## Instruction
Update the records by changing each "Circle shape" to "Round marker" and leaving every other part of the lines as it is.

Collected data
>> Start

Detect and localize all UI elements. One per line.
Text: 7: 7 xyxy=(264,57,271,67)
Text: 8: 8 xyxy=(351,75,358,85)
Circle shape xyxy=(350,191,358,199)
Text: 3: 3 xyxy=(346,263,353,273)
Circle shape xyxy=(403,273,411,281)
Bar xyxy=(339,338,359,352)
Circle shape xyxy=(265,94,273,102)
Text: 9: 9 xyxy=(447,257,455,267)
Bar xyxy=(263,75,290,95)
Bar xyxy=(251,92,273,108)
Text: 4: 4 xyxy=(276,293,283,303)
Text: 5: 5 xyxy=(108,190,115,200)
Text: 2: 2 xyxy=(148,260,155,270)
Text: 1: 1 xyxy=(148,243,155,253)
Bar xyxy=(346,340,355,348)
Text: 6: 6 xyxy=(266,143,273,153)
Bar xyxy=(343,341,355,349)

>> End

## Problem solution
Detect and localize all UI elements. One per line.
Text: 7: 7 xyxy=(264,57,271,67)
Text: 8: 8 xyxy=(351,75,358,85)
Round marker xyxy=(350,191,358,199)
Text: 3: 3 xyxy=(346,263,353,273)
Round marker xyxy=(403,273,411,281)
Bar xyxy=(339,338,359,352)
Round marker xyxy=(265,94,273,102)
Text: 9: 9 xyxy=(447,257,455,267)
Bar xyxy=(263,75,290,95)
Bar xyxy=(251,92,273,108)
Text: 4: 4 xyxy=(276,293,283,303)
Text: 5: 5 xyxy=(108,190,115,200)
Text: 2: 2 xyxy=(148,260,155,270)
Text: 1: 1 xyxy=(148,243,155,253)
Bar xyxy=(346,340,355,348)
Text: 6: 6 xyxy=(266,143,273,153)
Bar xyxy=(343,341,355,349)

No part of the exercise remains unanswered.